+++ Dataset entries

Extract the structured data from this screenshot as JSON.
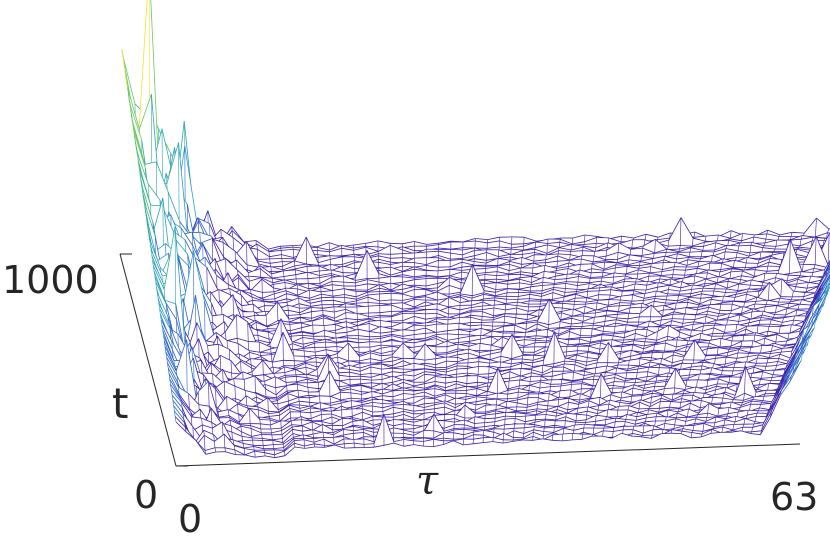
{
  "chart_data": {
    "type": "surface",
    "render": "wireframe-mesh",
    "title": "",
    "xlabel": "τ",
    "ylabel": "t",
    "zlabel": "",
    "x_ticks": [
      "0",
      "63"
    ],
    "y_ticks": [
      "0",
      "1000"
    ],
    "xlim": [
      0,
      63
    ],
    "ylim": [
      0,
      1000
    ],
    "grid": false,
    "legend": "none",
    "colormap": [
      "#3b1fa8",
      "#2c64c8",
      "#2ea0c0",
      "#39b887",
      "#6cc95c",
      "#f2e337"
    ],
    "description_of_surface": {
      "low_tau_peaks_range": [
        0,
        12
      ],
      "long_tail_level": "near-zero",
      "upturn_near_tau": 63
    }
  }
}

++++++

**Exercise**
Drop the images and repeat the data exactly.

**Task result**
Extract the structured data from this screenshot as JSON.
{
  "chart_data": {
    "type": "surface",
    "render": "wireframe-mesh",
    "title": "",
    "xlabel": "τ",
    "ylabel": "t",
    "zlabel": "",
    "x_ticks": [
      "0",
      "63"
    ],
    "y_ticks": [
      "0",
      "1000"
    ],
    "xlim": [
      0,
      63
    ],
    "ylim": [
      0,
      1000
    ],
    "grid": false,
    "legend": "none",
    "colormap": [
      "#3b1fa8",
      "#2c64c8",
      "#2ea0c0",
      "#39b887",
      "#6cc95c",
      "#f2e337"
    ],
    "description_of_surface": {
      "low_tau_peaks_range": [
        0,
        12
      ],
      "long_tail_level": "near-zero",
      "upturn_near_tau": 63
    }
  }
}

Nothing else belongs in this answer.